The exercise
Answer these questions about the forum discussion:
1. In which forum section was the discussion started?
2. What fourth factor does Ben_Hecht add to the list of ratings factors?
3. Which band does Bob Cook name when comparing a return to the "old days"?

Discussion in 'Journalism topics only' started by tommyp, Oct 24, 2006.

  1. tommyp

    tommyp Member

    Ratings certainly don't have anything to do with how ESPN presents the game. The game itself is the attraction. Do you really think viewers tuned in to see Hank Williams Jr. in the booth?

    It's obvious the ratings had a basis of three factors:

    1. The national following of the Cowboys.
    2. The amount of viewers in New York and the surrounding metro area.
    3. The matchup itself. Nothing like a good NFC East rivalry on a national stage.
  2. Ben_Hecht

    Ben_Hecht Active Member

    4. The ever-present TO blowup factor.
  3. Flip Wilson

    Flip Wilson Well-Known Member

    A nail through my tongue is better than listening to Walton say anything on an NBA broadcast.
  4. Bob Cook

    Bob Cook Active Member

    Two points:

    1. ESPN focusing on the "E." You've probably noticed that EVERY sporting event, down to junior-high wrestling, these days focuses on the "E." They know the hard-core fan is going to come out every night, but to get the casual fan, you have to make the game more about the experience than the quality of the game or result. After all, you have a 50% chance every night the home fans will go home disappointed. Mark Cuban, of course, makes no bones about this. I believe he did an experiment where he removed all the in-game bells and whistles sportswriters hate, and that fans bombarded him with messages asking him where they were, and when they would come back. You might not like it. But when teams focused on just the game, they drew small crowds. Asking these teams (and ESPN, by extension) to go back to the "old days" is like asking U2 to starting acting like the club band it was in 1980. Just ain't gonna happen.

    2. ESPN covering news -- given how in bed ESPN is with most of the sporting world (in terms of paying lots of dough to cover their games), we probably should be impressed any journalism happens there. ESPN has a huge financial incentive to pussyfoot on tough issues. To its credit, it is capable of taking hard looks at issues. Should there be more of a church-and-state relationship? Hell, yeah. But in today's world of TV news -- the world where the local ABC station has a knack for mentioning big events at Disney World -- ESPN is hardly the worst offender. In fact, at your newspaper or wherever you work, I bet that, at the least, you know even before your editors tell you about the sacred cows of your employer, sacred cow defined as a venture in which your employer has invested.

Image region annotations
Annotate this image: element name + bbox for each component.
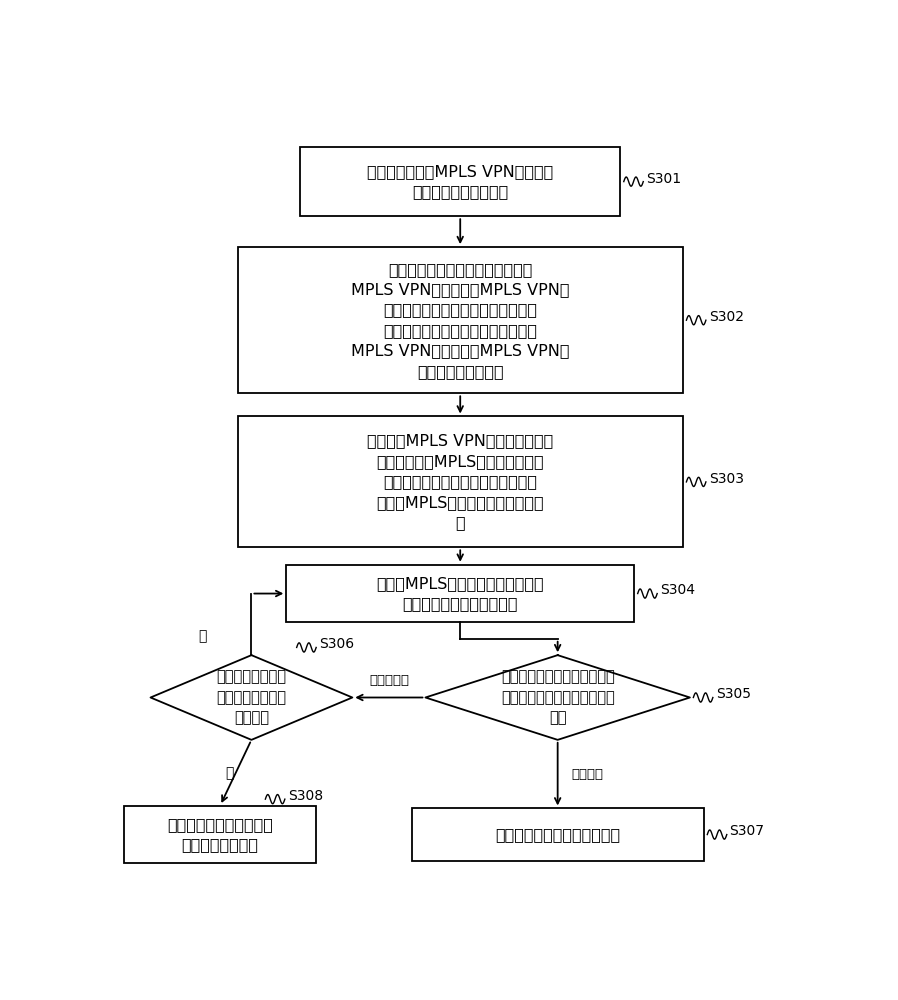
Bar (237, 416, 683, 547)
Bar (286, 565, 634, 622)
Polygon shape (151, 655, 352, 740)
Text: S305: S305 (716, 687, 751, 701)
Bar (125, 806, 316, 863)
Bar (300, 147, 621, 216)
Text: 判断所述接口是否
还存在绑定的业务
匹配规则: 判断所述接口是否 还存在绑定的业务 匹配规则 (216, 670, 286, 725)
Text: 根据匹配结果对报文进行处理: 根据匹配结果对报文进行处理 (495, 827, 621, 842)
Text: 否: 否 (225, 766, 234, 780)
Text: S304: S304 (660, 583, 695, 597)
Text: S306: S306 (319, 637, 354, 651)
Text: 从所述MPLS接入设备的接口接收用
户设备发送的普通业务报文: 从所述MPLS接入设备的接口接收用 户设备发送的普通业务报文 (376, 576, 544, 611)
Text: 根据所述MPLS VPN实例，将所述业
务匹配规则与MPLS接入设备的接口
进行动态绑定，则所述接收的报文为
从所述MPLS接入设备的接口接收到
的: 根据所述MPLS VPN实例，将所述业 务匹配规则与MPLS接入设备的接口 进行… (367, 434, 553, 530)
Text: S308: S308 (287, 789, 322, 803)
Text: S302: S302 (709, 310, 744, 324)
Text: 匹配成功: 匹配成功 (571, 768, 603, 781)
Polygon shape (426, 655, 690, 740)
Text: S307: S307 (729, 824, 764, 838)
Text: 匹配不成功: 匹配不成功 (369, 674, 409, 687)
Text: S303: S303 (709, 472, 744, 486)
Text: 根据所述接口绑定的业务匹配
规则对所述普通业务报文进行
匹配: 根据所述接口绑定的业务匹配 规则对所述普通业务报文进行 匹配 (501, 670, 614, 725)
Text: 是: 是 (198, 630, 207, 644)
Bar (411, 808, 704, 861)
Text: 根据所述业务匹配规则，生成所述
MPLS VPN接入业务与MPLS VPN实
例之间的静态映射关系，其中所述静
态映射关系至少包括业务匹配规则、
MPLS VP: 根据所述业务匹配规则，生成所述 MPLS VPN接入业务与MPLS VPN实 例… (351, 262, 569, 379)
Text: 不对报文做处理，按正常
网络协议传输报文: 不对报文做处理，按正常 网络协议传输报文 (167, 817, 273, 852)
Bar (237, 247, 683, 393)
Text: 根据用户定制的MPLS VPN接入业务
信息生成业务匹配规则: 根据用户定制的MPLS VPN接入业务 信息生成业务匹配规则 (367, 164, 553, 199)
Text: S301: S301 (646, 172, 682, 186)
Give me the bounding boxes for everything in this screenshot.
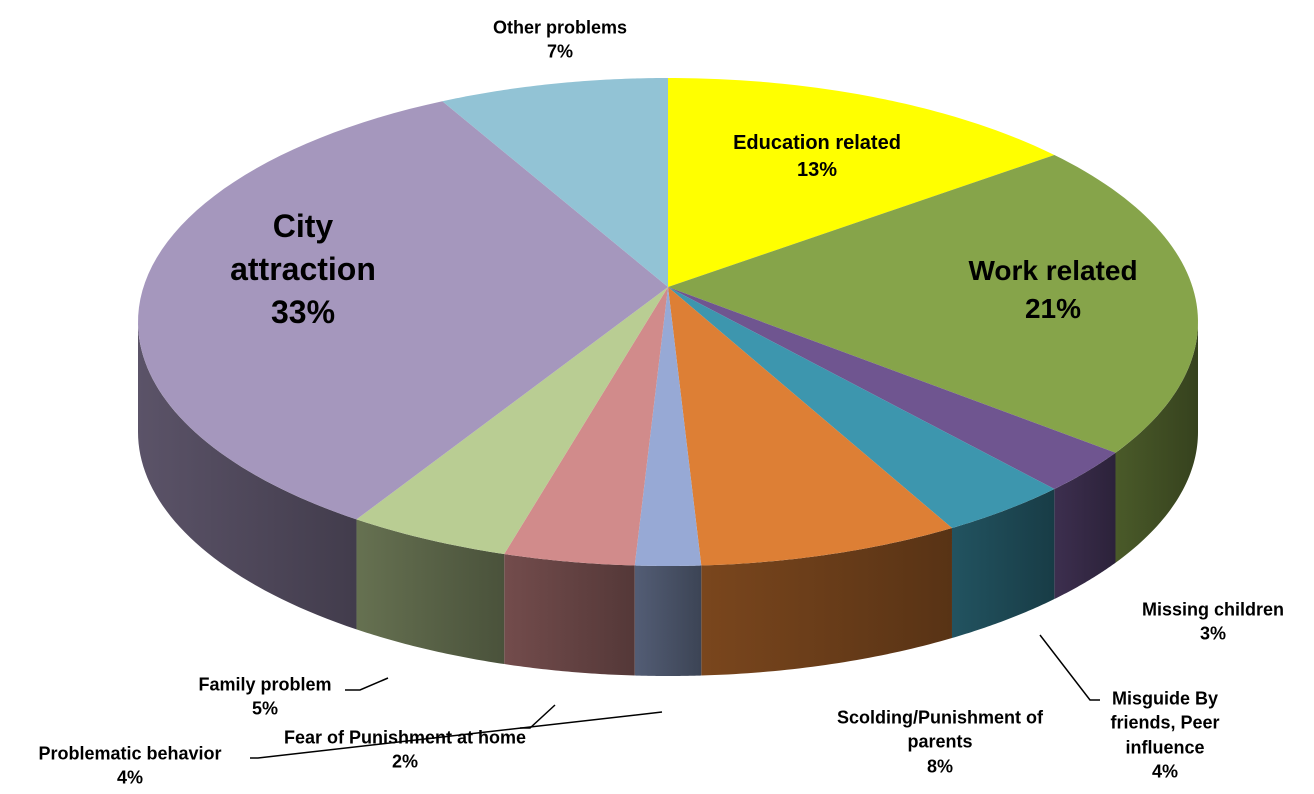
- slice-name: Misguide By friends, Peer influence: [1110, 688, 1220, 757]
- slice-label: Work related 21%: [923, 252, 1183, 328]
- slice-name: Fear of Punishment at home: [283, 727, 527, 748]
- slice: [356, 287, 668, 555]
- slice-value: 2%: [391, 752, 418, 772]
- slice-side: [356, 519, 505, 665]
- slice-side: [504, 554, 635, 676]
- leader-lines: [250, 634, 1100, 759]
- slice-label: Education related 13%: [697, 130, 937, 184]
- slice-label: Family problem 5%: [165, 673, 365, 722]
- slice-name: Scolding/Punishment of parents: [837, 707, 1043, 752]
- slice: [668, 287, 952, 566]
- slice: [634, 287, 702, 566]
- slice-value: 4%: [116, 768, 143, 788]
- slice-name: Work related: [968, 255, 1138, 287]
- slice: [668, 78, 1055, 287]
- slice-label: Other problems 7%: [460, 16, 660, 65]
- slice-side: [701, 528, 952, 676]
- slice-label: Scolding/Punishment of parents 8%: [820, 706, 1060, 779]
- slice-name: Family problem: [198, 674, 332, 695]
- pie-sides: [138, 322, 1198, 676]
- slice-value: 4%: [1151, 761, 1178, 782]
- slice-value: 7%: [546, 42, 573, 62]
- slice-name: City attraction: [230, 208, 376, 288]
- slice-value: 13%: [796, 159, 838, 181]
- slice-name: Education related: [733, 132, 901, 154]
- leader-line: [250, 711, 663, 759]
- slice: [668, 287, 1055, 529]
- slice-value: 3%: [1199, 624, 1226, 644]
- slice: [504, 287, 668, 566]
- pie-tops: [138, 78, 1198, 566]
- slice-name: Problematic behavior: [38, 743, 222, 764]
- slice-label: Problematic behavior 4%: [0, 742, 260, 791]
- slice: [442, 78, 668, 287]
- leader-line: [345, 677, 389, 691]
- slice-value: 21%: [1024, 293, 1082, 324]
- slice-side: [951, 489, 1055, 639]
- slice-value: 33%: [270, 294, 336, 331]
- slice-side: [634, 565, 702, 676]
- slice-label: City attraction 33%: [213, 205, 393, 335]
- slice: [668, 287, 1116, 490]
- slice-side: [1054, 452, 1116, 600]
- slice: [138, 101, 668, 520]
- slice-name: Missing children: [1141, 599, 1285, 620]
- slice-label: Misguide By friends, Peer influence 4%: [1085, 686, 1245, 783]
- slice-label: Missing children 3%: [1113, 598, 1313, 647]
- slice-name: Other problems: [492, 17, 628, 38]
- slice-side: [138, 322, 357, 630]
- slice-side: [1115, 322, 1198, 563]
- leader-line: [1039, 634, 1100, 701]
- slice: [668, 154, 1198, 453]
- slice-value: 5%: [251, 699, 278, 719]
- slice-label: Fear of Punishment at home 2%: [275, 726, 535, 775]
- slice-value: 8%: [926, 756, 953, 777]
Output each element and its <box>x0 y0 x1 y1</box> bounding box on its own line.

In response
1. 'Journalism topics only'
2. The ever-present TO blowup factor.
3. U2